[A block of data]

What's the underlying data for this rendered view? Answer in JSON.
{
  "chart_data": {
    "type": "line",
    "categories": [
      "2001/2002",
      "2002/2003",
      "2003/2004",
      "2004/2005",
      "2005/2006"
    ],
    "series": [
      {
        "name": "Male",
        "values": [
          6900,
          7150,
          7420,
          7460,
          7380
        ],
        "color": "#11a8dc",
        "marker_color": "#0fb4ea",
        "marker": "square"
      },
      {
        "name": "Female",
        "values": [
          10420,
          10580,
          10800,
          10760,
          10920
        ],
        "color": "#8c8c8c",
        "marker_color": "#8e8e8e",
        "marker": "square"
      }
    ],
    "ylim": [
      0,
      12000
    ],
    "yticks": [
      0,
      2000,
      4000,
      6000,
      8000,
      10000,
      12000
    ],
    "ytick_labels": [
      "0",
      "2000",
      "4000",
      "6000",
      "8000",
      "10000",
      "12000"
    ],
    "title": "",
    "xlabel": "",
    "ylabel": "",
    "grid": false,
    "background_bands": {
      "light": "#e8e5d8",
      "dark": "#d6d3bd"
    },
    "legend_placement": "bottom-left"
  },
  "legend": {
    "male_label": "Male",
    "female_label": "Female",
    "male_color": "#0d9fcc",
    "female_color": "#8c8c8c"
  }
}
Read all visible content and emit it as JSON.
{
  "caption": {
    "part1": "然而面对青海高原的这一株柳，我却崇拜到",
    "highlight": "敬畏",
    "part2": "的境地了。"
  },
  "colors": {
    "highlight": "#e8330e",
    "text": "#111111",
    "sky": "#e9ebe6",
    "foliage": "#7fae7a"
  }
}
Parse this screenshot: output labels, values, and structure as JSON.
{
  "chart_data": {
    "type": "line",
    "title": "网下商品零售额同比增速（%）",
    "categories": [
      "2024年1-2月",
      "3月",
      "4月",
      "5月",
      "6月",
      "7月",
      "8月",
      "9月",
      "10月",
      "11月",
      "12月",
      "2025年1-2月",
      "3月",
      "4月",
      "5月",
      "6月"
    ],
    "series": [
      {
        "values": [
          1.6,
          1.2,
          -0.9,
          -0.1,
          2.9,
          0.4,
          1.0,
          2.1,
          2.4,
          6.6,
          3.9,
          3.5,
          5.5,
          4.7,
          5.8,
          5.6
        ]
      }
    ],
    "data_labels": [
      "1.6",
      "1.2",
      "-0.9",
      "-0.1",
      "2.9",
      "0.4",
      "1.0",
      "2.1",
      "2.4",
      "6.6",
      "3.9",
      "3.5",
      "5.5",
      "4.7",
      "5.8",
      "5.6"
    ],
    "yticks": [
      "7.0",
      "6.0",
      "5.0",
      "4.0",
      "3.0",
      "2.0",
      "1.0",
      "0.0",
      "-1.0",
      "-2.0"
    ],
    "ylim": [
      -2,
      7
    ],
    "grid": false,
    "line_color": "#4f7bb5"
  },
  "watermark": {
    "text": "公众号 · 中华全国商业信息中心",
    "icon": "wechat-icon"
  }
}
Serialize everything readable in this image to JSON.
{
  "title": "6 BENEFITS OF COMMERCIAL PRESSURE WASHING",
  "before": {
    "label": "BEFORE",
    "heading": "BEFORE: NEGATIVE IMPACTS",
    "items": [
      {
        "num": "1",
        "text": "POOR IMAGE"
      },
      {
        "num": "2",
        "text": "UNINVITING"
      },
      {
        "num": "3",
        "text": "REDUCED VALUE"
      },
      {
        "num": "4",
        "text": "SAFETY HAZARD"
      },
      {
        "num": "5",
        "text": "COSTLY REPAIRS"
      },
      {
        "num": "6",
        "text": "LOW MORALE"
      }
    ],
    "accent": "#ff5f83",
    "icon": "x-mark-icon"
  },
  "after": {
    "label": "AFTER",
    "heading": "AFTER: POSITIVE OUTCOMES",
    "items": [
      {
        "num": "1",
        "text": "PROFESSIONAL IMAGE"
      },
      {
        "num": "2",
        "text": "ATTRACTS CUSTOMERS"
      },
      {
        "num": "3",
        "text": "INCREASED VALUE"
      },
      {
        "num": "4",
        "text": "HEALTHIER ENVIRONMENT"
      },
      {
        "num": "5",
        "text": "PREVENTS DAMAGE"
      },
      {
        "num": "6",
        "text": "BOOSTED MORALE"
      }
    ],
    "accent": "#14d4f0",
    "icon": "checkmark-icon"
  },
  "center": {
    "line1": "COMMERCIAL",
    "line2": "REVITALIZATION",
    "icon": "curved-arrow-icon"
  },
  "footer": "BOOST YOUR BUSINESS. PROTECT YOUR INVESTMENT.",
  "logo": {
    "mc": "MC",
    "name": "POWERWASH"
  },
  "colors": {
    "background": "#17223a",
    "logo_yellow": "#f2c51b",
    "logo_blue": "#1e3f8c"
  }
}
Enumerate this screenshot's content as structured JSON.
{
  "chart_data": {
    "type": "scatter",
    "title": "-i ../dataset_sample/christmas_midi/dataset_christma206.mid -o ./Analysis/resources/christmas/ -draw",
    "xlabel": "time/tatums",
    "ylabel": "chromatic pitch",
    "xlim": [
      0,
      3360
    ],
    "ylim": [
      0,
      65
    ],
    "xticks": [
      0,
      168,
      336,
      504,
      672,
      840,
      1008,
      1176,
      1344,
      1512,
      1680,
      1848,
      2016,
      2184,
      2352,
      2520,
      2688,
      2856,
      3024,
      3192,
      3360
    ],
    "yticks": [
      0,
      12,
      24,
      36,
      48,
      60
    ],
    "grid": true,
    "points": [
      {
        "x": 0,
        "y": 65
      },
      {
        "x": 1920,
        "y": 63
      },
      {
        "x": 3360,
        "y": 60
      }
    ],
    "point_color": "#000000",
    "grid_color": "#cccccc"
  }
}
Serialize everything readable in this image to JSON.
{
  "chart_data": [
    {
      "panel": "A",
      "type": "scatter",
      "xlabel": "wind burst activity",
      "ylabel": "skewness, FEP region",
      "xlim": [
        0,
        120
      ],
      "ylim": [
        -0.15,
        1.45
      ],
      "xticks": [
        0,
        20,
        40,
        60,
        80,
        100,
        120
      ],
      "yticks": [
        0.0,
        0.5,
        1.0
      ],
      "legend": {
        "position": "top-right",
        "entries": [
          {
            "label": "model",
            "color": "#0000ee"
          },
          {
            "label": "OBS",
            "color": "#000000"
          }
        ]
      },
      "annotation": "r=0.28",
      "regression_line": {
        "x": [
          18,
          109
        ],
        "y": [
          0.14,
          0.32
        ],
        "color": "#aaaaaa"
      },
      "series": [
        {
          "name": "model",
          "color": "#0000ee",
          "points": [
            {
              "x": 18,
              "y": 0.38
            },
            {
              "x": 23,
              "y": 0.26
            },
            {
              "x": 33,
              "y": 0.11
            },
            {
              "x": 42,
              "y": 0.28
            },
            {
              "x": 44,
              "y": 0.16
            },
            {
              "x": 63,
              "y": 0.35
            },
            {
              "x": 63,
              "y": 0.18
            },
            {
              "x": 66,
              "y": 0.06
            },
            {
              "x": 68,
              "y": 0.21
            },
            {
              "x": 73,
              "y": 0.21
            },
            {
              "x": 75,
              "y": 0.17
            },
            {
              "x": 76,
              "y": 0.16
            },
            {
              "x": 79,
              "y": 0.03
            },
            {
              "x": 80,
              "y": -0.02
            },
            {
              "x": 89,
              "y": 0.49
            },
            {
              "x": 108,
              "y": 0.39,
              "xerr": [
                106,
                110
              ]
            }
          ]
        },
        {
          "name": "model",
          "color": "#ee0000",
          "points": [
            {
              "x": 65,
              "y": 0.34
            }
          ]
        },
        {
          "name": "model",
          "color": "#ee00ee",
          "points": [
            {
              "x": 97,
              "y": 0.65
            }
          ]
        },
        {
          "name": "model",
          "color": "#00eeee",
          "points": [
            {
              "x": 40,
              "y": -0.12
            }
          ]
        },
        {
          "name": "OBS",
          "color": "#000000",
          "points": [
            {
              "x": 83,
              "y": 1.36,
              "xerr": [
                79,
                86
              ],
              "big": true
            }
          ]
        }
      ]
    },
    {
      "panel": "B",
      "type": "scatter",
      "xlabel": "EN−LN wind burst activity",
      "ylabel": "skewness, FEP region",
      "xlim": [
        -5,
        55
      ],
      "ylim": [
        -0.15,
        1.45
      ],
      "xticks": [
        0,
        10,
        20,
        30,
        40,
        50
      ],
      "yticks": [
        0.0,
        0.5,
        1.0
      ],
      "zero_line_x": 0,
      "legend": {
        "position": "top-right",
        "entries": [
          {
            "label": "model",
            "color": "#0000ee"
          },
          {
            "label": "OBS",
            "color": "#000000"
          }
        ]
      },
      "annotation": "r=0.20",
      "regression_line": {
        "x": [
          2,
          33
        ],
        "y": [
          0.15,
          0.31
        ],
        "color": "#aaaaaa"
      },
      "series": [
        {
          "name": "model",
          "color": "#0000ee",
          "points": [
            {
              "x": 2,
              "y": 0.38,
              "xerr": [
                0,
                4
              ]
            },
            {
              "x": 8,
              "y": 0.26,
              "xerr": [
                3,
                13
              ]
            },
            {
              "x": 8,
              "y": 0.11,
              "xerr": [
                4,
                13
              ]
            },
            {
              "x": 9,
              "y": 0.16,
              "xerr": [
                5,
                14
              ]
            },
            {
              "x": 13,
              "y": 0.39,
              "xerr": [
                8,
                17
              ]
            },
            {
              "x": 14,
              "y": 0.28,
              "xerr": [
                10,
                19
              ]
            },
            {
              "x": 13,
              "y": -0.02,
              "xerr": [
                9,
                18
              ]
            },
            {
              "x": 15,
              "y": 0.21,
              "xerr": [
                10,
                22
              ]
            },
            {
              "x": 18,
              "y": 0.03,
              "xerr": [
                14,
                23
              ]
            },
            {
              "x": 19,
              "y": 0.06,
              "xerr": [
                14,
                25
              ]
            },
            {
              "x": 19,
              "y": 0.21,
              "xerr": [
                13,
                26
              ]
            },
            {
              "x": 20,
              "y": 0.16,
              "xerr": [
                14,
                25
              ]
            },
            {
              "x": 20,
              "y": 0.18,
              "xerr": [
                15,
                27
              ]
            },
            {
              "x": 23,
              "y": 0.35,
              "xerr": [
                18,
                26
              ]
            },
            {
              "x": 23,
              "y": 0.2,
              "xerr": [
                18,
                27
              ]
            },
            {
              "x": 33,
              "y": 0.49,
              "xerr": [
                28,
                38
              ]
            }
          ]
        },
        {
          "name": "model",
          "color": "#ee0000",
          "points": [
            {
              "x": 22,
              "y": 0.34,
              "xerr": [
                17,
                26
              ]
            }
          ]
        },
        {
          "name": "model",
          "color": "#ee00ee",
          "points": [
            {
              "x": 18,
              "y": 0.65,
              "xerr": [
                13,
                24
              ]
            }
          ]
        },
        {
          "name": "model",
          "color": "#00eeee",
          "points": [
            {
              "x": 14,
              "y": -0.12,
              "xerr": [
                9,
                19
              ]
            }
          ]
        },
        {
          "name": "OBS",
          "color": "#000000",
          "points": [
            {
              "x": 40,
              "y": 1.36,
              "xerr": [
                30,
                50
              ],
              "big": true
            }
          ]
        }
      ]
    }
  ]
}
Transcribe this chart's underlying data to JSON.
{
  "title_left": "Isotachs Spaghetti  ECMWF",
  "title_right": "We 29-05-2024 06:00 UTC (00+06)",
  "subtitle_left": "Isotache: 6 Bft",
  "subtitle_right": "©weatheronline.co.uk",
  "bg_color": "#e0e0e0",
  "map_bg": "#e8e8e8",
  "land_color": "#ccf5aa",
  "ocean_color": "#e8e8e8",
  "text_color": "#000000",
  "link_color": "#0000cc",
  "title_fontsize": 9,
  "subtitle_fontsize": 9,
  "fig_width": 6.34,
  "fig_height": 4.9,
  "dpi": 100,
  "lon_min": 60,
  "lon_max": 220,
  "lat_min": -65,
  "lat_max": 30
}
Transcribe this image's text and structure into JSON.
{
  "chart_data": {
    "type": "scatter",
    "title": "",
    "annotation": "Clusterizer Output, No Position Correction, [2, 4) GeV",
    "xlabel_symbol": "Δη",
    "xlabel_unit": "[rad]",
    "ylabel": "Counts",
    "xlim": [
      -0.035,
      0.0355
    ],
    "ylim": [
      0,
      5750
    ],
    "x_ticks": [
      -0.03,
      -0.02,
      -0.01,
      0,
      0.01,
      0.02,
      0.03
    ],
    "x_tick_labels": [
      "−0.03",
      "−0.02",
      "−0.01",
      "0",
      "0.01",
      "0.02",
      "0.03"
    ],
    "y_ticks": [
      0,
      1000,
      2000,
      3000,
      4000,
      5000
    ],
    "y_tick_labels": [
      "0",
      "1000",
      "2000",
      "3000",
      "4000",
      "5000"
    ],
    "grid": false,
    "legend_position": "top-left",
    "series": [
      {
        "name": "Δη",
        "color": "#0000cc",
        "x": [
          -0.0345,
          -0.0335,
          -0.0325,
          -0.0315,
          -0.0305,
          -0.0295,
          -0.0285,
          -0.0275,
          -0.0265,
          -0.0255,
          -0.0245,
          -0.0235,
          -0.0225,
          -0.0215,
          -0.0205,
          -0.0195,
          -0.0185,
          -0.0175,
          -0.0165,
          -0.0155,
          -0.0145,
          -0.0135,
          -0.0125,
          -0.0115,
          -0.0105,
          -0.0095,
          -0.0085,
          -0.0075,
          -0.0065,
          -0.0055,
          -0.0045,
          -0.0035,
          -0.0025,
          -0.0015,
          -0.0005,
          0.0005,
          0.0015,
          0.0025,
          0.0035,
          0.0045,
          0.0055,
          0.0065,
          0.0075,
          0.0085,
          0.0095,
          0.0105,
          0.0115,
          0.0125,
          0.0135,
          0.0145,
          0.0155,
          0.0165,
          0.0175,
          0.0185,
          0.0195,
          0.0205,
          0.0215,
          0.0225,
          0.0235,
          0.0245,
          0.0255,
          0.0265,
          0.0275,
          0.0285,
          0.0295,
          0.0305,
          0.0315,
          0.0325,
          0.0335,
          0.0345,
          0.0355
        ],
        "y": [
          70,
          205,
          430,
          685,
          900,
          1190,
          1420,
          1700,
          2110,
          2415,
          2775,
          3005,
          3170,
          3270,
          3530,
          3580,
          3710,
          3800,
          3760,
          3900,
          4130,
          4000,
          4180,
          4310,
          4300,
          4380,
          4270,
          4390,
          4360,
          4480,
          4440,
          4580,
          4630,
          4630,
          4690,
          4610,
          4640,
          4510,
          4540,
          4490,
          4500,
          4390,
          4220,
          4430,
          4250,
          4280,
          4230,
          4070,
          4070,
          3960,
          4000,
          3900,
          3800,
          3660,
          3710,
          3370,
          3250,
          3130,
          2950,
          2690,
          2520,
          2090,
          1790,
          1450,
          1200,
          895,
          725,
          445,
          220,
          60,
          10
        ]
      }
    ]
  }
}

§ GIVEN PROBLEM
Go through the records above and copy every line with the word "wind".

§ EXERCISE RESULT
      "xlabel": "wind burst activity",
      "xlabel": "EN−LN wind burst activity",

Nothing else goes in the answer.